(What you will do)
Report how many lines contain "Lehenmañ". Give the number and nothing else.

[Entries from a dataset]
= = = =

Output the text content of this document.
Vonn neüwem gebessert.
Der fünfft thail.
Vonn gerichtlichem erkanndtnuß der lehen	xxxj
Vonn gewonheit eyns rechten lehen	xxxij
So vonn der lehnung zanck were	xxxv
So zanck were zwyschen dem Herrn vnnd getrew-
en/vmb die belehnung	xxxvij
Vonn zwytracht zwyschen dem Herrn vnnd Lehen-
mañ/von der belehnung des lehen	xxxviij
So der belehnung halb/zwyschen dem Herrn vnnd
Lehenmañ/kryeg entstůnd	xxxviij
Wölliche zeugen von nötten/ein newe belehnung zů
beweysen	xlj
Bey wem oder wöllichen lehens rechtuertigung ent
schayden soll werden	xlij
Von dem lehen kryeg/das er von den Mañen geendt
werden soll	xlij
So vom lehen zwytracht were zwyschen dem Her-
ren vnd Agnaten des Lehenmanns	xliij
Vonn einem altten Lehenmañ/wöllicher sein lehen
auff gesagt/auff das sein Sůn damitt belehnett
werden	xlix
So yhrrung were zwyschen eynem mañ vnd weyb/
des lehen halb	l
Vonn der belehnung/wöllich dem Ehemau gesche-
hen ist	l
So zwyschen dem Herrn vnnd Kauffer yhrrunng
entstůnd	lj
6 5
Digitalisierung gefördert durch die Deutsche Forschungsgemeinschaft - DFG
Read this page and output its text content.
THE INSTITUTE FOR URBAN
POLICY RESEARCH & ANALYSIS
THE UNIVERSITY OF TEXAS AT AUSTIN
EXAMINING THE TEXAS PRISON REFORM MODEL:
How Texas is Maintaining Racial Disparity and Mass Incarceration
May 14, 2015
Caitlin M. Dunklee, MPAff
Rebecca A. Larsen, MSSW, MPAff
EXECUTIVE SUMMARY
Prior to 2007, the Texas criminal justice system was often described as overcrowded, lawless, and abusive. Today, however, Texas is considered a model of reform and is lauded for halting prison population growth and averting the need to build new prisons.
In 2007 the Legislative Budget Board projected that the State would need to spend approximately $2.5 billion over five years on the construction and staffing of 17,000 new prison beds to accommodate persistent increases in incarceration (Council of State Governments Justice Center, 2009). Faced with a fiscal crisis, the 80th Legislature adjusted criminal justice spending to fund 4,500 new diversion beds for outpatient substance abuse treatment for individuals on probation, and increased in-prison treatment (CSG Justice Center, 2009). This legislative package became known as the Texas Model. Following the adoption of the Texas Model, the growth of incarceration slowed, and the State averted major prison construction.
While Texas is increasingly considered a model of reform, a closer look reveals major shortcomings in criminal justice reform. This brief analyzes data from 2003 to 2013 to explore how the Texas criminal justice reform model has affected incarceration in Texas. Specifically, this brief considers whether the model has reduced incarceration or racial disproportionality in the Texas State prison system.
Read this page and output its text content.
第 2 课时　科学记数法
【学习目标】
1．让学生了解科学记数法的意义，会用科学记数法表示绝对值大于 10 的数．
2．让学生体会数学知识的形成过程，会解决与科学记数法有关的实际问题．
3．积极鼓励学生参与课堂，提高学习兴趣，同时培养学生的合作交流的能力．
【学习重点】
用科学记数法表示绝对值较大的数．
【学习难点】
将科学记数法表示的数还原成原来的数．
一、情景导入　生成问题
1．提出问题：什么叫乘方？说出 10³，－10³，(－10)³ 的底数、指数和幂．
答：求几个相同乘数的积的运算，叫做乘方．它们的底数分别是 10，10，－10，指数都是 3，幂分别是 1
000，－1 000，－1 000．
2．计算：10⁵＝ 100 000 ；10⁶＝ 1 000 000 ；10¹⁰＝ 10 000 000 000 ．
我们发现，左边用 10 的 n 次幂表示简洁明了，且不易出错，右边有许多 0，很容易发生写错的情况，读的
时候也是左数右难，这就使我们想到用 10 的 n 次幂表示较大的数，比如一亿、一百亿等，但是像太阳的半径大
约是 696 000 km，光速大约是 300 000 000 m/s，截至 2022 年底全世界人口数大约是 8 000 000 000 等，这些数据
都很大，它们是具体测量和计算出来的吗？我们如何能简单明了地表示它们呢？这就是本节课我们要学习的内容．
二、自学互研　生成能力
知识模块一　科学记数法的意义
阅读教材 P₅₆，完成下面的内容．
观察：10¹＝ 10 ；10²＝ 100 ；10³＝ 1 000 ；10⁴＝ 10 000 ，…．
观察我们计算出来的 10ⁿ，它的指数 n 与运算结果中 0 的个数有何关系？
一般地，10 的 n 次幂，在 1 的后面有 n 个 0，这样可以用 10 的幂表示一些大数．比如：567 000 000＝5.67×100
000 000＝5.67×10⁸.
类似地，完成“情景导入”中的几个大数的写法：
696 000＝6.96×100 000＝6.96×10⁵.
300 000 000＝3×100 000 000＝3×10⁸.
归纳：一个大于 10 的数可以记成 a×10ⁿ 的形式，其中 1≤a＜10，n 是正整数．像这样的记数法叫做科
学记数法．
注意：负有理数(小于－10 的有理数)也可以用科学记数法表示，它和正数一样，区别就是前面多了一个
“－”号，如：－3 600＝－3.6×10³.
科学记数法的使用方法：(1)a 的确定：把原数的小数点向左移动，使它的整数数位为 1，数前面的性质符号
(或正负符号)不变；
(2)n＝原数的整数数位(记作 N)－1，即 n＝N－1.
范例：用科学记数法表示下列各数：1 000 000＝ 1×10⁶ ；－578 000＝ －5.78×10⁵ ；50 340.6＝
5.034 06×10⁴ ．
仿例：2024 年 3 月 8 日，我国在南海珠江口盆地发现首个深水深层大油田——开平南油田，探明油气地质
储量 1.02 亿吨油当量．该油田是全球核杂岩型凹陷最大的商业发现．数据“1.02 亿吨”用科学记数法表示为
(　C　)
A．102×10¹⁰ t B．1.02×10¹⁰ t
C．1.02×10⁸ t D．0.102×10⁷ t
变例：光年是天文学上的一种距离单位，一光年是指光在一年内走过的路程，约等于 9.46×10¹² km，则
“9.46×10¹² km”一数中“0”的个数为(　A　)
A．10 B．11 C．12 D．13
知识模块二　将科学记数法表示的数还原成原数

= = = =

(Answer for the task)
2